→ STATED PROBLEM
Determine how many lines contain the string "screenshot", then reply with that figure only.

[Data items]
* Begin *
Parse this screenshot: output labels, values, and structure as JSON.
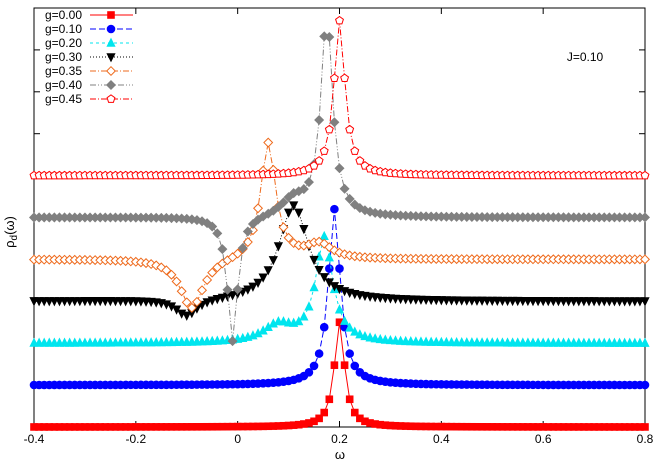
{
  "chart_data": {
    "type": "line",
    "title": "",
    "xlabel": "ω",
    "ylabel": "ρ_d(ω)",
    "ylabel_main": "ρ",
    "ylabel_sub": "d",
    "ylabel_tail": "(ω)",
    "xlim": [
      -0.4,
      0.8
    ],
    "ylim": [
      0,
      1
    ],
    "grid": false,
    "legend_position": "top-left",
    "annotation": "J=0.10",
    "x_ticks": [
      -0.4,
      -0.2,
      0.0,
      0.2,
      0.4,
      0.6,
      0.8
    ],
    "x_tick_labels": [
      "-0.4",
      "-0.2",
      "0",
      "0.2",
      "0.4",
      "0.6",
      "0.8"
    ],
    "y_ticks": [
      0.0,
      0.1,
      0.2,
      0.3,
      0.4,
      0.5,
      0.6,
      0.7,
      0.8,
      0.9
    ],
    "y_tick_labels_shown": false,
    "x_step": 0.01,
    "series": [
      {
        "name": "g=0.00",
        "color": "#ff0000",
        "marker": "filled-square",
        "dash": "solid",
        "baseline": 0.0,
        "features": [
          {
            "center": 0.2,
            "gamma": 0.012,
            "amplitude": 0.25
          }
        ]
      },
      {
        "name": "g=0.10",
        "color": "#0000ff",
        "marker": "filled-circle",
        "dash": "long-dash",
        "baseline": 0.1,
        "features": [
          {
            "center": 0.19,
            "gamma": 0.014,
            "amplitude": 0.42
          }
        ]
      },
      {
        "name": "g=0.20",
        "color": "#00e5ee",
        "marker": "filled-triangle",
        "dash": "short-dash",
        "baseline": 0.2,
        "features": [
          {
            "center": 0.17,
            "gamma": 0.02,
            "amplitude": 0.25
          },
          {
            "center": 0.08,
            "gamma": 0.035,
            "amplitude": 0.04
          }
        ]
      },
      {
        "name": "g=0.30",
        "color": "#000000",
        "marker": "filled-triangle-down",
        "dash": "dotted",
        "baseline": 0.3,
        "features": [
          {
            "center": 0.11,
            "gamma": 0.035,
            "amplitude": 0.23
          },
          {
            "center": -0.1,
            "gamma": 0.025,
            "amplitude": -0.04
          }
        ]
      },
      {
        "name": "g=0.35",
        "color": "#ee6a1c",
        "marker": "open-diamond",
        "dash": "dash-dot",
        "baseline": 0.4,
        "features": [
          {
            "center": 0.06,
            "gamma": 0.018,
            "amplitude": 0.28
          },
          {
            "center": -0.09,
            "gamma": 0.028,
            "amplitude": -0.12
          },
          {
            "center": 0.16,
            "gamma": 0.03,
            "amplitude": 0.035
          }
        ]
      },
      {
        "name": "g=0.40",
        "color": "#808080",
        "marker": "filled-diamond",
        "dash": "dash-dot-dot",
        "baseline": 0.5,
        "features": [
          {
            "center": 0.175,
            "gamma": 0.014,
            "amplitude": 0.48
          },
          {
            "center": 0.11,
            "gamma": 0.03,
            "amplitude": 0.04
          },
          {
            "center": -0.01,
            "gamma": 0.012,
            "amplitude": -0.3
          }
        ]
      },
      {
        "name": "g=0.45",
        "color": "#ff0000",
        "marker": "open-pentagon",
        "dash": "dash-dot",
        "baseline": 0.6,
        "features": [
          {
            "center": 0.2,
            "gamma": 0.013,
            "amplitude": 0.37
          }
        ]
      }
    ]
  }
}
* End *
* Begin *
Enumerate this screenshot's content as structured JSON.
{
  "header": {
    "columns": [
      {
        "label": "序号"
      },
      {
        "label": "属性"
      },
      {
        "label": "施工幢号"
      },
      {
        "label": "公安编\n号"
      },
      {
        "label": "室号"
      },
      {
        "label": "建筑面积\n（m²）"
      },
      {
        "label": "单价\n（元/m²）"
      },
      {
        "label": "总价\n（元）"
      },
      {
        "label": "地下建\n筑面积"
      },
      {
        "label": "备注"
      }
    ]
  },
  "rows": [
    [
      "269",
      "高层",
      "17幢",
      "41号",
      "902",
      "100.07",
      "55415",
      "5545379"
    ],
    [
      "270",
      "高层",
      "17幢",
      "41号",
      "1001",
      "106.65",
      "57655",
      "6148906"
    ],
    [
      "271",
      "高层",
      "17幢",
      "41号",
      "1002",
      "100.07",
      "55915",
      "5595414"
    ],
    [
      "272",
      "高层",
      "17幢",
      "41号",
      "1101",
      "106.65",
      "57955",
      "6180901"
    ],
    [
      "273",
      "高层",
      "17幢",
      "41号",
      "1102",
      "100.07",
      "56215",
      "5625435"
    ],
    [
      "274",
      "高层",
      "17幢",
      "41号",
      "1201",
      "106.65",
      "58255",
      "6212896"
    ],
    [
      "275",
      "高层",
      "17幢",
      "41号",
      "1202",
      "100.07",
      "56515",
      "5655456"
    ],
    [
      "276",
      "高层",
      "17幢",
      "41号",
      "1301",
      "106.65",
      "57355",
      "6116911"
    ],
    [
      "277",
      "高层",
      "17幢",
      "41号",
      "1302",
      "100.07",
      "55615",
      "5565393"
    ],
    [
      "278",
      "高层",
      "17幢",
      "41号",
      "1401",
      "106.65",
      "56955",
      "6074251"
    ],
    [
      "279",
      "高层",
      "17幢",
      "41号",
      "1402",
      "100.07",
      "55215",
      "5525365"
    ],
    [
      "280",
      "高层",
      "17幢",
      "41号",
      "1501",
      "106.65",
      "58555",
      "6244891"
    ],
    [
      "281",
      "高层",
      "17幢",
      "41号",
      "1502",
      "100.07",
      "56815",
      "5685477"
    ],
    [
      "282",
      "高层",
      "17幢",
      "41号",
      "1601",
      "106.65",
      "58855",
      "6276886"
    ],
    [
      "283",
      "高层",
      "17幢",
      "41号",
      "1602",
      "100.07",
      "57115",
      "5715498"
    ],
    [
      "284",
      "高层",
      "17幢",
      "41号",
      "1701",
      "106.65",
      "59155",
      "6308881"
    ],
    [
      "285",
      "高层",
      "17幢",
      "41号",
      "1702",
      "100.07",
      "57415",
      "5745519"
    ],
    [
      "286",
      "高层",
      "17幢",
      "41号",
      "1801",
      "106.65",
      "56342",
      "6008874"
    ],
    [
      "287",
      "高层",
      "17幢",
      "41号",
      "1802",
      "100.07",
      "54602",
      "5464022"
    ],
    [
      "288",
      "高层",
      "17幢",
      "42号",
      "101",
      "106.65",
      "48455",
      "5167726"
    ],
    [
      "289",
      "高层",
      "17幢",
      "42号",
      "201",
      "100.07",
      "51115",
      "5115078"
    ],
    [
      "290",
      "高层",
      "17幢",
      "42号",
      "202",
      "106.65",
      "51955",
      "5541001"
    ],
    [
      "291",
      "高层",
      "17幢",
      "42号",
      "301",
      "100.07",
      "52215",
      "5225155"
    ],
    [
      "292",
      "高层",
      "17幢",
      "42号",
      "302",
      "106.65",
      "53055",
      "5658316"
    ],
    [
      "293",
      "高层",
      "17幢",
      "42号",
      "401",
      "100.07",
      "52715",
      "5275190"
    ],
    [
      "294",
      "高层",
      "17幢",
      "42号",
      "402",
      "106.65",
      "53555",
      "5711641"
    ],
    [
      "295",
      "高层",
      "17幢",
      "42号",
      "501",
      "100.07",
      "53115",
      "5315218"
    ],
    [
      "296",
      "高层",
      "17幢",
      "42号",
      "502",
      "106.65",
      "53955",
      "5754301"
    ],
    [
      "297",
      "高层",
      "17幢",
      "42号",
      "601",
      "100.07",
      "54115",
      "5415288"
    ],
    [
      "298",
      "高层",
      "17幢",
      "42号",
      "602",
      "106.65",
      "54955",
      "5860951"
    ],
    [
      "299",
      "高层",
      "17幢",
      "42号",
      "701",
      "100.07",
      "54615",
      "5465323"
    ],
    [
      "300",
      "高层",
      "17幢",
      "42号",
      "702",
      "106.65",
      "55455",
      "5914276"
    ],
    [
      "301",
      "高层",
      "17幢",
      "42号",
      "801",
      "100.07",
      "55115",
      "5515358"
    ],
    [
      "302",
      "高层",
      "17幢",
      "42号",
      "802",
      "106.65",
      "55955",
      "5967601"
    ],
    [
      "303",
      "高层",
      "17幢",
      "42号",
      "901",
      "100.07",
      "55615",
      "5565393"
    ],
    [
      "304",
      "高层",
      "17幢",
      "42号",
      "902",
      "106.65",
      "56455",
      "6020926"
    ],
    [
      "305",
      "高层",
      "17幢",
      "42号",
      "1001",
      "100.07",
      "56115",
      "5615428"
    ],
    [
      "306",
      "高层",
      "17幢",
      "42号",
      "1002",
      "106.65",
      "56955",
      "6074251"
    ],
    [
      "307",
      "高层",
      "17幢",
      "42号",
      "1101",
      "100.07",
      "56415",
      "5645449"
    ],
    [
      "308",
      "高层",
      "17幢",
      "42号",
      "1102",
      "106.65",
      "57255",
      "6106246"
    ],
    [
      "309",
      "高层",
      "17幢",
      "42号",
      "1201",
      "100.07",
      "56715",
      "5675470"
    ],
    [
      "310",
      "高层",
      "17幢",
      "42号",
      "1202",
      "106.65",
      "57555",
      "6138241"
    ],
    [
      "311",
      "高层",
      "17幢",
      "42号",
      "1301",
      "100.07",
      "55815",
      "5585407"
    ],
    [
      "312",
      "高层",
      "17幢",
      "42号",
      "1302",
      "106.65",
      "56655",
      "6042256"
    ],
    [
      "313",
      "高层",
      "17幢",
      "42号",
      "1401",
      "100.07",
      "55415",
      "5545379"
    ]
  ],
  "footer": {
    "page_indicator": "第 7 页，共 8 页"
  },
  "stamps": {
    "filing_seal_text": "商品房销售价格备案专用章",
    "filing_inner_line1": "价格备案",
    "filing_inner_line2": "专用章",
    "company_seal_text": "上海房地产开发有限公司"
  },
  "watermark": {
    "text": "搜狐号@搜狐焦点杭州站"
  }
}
* End *
* Begin *
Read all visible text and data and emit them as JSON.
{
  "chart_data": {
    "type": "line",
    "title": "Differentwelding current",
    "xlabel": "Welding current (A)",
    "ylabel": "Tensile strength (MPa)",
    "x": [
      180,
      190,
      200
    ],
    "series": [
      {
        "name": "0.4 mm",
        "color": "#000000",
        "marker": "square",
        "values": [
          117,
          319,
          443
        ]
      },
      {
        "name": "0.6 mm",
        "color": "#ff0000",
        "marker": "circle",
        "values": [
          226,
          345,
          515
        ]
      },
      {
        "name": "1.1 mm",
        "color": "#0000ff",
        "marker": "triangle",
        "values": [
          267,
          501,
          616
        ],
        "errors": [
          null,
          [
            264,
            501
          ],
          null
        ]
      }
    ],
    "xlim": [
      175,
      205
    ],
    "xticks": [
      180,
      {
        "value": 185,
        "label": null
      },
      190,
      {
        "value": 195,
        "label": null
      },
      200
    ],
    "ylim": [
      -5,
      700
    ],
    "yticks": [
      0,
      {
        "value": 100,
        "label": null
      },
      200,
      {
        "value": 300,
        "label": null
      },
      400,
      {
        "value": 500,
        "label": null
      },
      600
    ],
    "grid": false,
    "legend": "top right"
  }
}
* End *
→ EXERCISE RESULT
2